■ **STATED TASK**
Reproduce the records below exactly as given.

** BEGIN **

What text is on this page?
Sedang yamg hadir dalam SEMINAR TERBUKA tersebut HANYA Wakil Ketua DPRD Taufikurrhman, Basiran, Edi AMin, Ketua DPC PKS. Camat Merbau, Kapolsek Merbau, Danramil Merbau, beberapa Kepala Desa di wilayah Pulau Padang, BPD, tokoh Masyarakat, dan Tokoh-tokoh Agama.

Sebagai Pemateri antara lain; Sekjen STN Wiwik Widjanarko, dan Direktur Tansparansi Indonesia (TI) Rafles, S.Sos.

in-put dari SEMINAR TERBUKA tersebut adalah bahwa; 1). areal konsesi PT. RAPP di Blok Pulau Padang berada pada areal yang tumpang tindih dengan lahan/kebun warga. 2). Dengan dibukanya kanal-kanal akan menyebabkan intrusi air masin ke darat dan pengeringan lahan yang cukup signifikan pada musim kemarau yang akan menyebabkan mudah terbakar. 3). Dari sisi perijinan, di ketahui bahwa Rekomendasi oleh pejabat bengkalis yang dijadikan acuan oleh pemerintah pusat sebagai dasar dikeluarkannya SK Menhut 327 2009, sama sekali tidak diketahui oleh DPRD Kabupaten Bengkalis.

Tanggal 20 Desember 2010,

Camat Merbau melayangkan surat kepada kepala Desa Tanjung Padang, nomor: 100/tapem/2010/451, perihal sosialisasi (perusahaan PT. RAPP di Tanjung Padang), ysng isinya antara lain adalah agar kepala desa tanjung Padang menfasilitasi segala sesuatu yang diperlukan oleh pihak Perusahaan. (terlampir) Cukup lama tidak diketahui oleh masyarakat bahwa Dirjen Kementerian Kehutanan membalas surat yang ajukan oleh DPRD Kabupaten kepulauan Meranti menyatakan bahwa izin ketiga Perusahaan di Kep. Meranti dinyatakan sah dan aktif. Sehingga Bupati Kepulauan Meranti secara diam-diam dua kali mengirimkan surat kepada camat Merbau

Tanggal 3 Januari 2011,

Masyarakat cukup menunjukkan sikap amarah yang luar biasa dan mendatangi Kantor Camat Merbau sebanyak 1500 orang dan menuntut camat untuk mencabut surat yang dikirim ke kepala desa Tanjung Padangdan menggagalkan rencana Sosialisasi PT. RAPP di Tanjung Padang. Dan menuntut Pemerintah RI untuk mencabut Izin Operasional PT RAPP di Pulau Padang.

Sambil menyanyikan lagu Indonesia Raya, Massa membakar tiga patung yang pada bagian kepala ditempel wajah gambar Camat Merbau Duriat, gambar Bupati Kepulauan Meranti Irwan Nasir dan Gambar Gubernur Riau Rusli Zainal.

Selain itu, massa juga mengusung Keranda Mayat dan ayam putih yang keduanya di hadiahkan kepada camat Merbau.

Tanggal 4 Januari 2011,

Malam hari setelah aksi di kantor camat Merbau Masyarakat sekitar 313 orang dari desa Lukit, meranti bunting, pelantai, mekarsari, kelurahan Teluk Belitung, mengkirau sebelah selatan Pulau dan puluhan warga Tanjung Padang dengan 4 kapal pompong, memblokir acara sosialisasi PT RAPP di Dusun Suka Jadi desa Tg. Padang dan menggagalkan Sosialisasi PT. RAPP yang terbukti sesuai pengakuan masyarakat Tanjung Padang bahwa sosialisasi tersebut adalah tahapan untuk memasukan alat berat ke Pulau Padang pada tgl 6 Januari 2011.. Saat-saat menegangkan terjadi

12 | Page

** END **

■ **EXERCISE OUTPUT**
What text is on this page?
Sedang yamg hadir dalam SEMINAR TERBUKA tersebut HANYA Wakil Ketua DPRD Taufikurrhman, Basiran, Edi AMin, Ketua DPC PKS. Camat Merbau, Kapolsek Merbau, Danramil Merbau, beberapa Kepala Desa di wilayah Pulau Padang, BPD, tokoh Masyarakat, dan Tokoh-tokoh Agama.

Sebagai Pemateri antara lain; Sekjen STN Wiwik Widjanarko, dan Direktur Tansparansi Indonesia (TI) Rafles, S.Sos.

in-put dari SEMINAR TERBUKA tersebut adalah bahwa; 1). areal konsesi PT. RAPP di Blok Pulau Padang berada pada areal yang tumpang tindih dengan lahan/kebun warga. 2). Dengan dibukanya kanal-kanal akan menyebabkan intrusi air masin ke darat dan pengeringan lahan yang cukup signifikan pada musim kemarau yang akan menyebabkan mudah terbakar. 3). Dari sisi perijinan, di ketahui bahwa Rekomendasi oleh pejabat bengkalis yang dijadikan acuan oleh pemerintah pusat sebagai dasar dikeluarkannya SK Menhut 327 2009, sama sekali tidak diketahui oleh DPRD Kabupaten Bengkalis.

Tanggal 20 Desember 2010,

Camat Merbau melayangkan surat kepada kepala Desa Tanjung Padang, nomor: 100/tapem/2010/451, perihal sosialisasi (perusahaan PT. RAPP di Tanjung Padang), ysng isinya antara lain adalah agar kepala desa tanjung Padang menfasilitasi segala sesuatu yang diperlukan oleh pihak Perusahaan. (terlampir) Cukup lama tidak diketahui oleh masyarakat bahwa Dirjen Kementerian Kehutanan membalas surat yang ajukan oleh DPRD Kabupaten kepulauan Meranti menyatakan bahwa izin ketiga Perusahaan di Kep. Meranti dinyatakan sah dan aktif. Sehingga Bupati Kepulauan Meranti secara diam-diam dua kali mengirimkan surat kepada camat Merbau

Tanggal 3 Januari 2011,

Masyarakat cukup menunjukkan sikap amarah yang luar biasa dan mendatangi Kantor Camat Merbau sebanyak 1500 orang dan menuntut camat untuk mencabut surat yang dikirim ke kepala desa Tanjung Padangdan menggagalkan rencana Sosialisasi PT. RAPP di Tanjung Padang. Dan menuntut Pemerintah RI untuk mencabut Izin Operasional PT RAPP di Pulau Padang.

Sambil menyanyikan lagu Indonesia Raya, Massa membakar tiga patung yang pada bagian kepala ditempel wajah gambar Camat Merbau Duriat, gambar Bupati Kepulauan Meranti Irwan Nasir dan Gambar Gubernur Riau Rusli Zainal.

Selain itu, massa juga mengusung Keranda Mayat dan ayam putih yang keduanya di hadiahkan kepada camat Merbau.

Tanggal 4 Januari 2011,

Malam hari setelah aksi di kantor camat Merbau Masyarakat sekitar 313 orang dari desa Lukit, meranti bunting, pelantai, mekarsari, kelurahan Teluk Belitung, mengkirau sebelah selatan Pulau dan puluhan warga Tanjung Padang dengan 4 kapal pompong, memblokir acara sosialisasi PT RAPP di Dusun Suka Jadi desa Tg. Padang dan menggagalkan Sosialisasi PT. RAPP yang terbukti sesuai pengakuan masyarakat Tanjung Padang bahwa sosialisasi tersebut adalah tahapan untuk memasukan alat berat ke Pulau Padang pada tgl 6 Januari 2011.. Saat-saat menegangkan terjadi

12 | Page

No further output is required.